## Given task
Copy every record word for word.

## Data for the task
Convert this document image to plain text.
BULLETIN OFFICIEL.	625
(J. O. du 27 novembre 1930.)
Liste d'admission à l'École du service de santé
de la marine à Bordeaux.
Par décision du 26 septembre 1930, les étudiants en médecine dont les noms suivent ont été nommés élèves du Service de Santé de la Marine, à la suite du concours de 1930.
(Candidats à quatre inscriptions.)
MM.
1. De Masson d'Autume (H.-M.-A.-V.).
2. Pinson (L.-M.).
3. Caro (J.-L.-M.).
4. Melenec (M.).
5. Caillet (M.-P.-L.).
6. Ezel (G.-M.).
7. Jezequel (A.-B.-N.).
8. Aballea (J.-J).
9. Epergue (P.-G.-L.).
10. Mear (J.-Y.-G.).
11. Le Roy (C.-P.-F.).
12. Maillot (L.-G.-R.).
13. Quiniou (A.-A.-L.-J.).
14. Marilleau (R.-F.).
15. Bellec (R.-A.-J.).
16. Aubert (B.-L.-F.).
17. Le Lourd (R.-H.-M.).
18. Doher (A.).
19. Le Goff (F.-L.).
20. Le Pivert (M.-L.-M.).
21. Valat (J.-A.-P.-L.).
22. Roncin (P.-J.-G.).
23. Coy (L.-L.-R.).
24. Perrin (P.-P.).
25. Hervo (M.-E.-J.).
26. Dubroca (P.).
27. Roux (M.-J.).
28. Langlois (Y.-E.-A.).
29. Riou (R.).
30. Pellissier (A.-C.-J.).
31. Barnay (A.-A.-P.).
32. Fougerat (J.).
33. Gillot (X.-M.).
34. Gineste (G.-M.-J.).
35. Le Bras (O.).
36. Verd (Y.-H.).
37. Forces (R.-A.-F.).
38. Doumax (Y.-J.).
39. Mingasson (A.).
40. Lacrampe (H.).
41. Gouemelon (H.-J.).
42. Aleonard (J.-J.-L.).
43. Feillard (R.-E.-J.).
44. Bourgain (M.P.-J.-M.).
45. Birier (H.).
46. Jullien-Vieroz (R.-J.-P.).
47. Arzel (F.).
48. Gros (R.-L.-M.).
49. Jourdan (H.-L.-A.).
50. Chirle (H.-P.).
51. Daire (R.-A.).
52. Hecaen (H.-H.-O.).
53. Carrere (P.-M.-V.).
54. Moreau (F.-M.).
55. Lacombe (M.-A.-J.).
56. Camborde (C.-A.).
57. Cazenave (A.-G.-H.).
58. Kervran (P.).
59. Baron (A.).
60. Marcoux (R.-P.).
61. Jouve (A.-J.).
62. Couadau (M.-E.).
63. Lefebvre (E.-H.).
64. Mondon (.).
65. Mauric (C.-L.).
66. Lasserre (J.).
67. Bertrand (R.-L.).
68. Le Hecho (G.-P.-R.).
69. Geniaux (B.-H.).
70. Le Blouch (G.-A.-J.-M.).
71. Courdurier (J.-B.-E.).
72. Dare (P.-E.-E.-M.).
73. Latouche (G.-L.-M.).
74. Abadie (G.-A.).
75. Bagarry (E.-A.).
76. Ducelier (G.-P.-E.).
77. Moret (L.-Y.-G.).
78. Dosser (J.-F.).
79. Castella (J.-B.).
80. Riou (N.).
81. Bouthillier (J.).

## Exercise result
Convert this document image to plain text.
BULLETIN OFFICIEL.	625
(J. O. du 27 novembre 1930.)
Liste d'admission à l'École du service de santé
de la marine à Bordeaux.
Par décision du 26 septembre 1930, les étudiants en médecine dont les noms suivent ont été nommés élèves du Service de Santé de la Marine, à la suite du concours de 1930.
(Candidats à quatre inscriptions.)
MM.
1. De Masson d'Autume (H.-M.-A.-V.).
2. Pinson (L.-M.).
3. Caro (J.-L.-M.).
4. Melenec (M.).
5. Caillet (M.-P.-L.).
6. Ezel (G.-M.).
7. Jezequel (A.-B.-N.).
8. Aballea (J.-J).
9. Epergue (P.-G.-L.).
10. Mear (J.-Y.-G.).
11. Le Roy (C.-P.-F.).
12. Maillot (L.-G.-R.).
13. Quiniou (A.-A.-L.-J.).
14. Marilleau (R.-F.).
15. Bellec (R.-A.-J.).
16. Aubert (B.-L.-F.).
17. Le Lourd (R.-H.-M.).
18. Doher (A.).
19. Le Goff (F.-L.).
20. Le Pivert (M.-L.-M.).
21. Valat (J.-A.-P.-L.).
22. Roncin (P.-J.-G.).
23. Coy (L.-L.-R.).
24. Perrin (P.-P.).
25. Hervo (M.-E.-J.).
26. Dubroca (P.).
27. Roux (M.-J.).
28. Langlois (Y.-E.-A.).
29. Riou (R.).
30. Pellissier (A.-C.-J.).
31. Barnay (A.-A.-P.).
32. Fougerat (J.).
33. Gillot (X.-M.).
34. Gineste (G.-M.-J.).
35. Le Bras (O.).
36. Verd (Y.-H.).
37. Forces (R.-A.-F.).
38. Doumax (Y.-J.).
39. Mingasson (A.).
40. Lacrampe (H.).
41. Gouemelon (H.-J.).
42. Aleonard (J.-J.-L.).
43. Feillard (R.-E.-J.).
44. Bourgain (M.P.-J.-M.).
45. Birier (H.).
46. Jullien-Vieroz (R.-J.-P.).
47. Arzel (F.).
48. Gros (R.-L.-M.).
49. Jourdan (H.-L.-A.).
50. Chirle (H.-P.).
51. Daire (R.-A.).
52. Hecaen (H.-H.-O.).
53. Carrere (P.-M.-V.).
54. Moreau (F.-M.).
55. Lacombe (M.-A.-J.).
56. Camborde (C.-A.).
57. Cazenave (A.-G.-H.).
58. Kervran (P.).
59. Baron (A.).
60. Marcoux (R.-P.).
61. Jouve (A.-J.).
62. Couadau (M.-E.).
63. Lefebvre (E.-H.).
64. Mondon (.).
65. Mauric (C.-L.).
66. Lasserre (J.).
67. Bertrand (R.-L.).
68. Le Hecho (G.-P.-R.).
69. Geniaux (B.-H.).
70. Le Blouch (G.-A.-J.-M.).
71. Courdurier (J.-B.-E.).
72. Dare (P.-E.-E.-M.).
73. Latouche (G.-L.-M.).
74. Abadie (G.-A.).
75. Bagarry (E.-A.).
76. Ducelier (G.-P.-E.).
77. Moret (L.-Y.-G.).
78. Dosser (J.-F.).
79. Castella (J.-B.).
80. Riou (N.).
81. Bouthillier (J.).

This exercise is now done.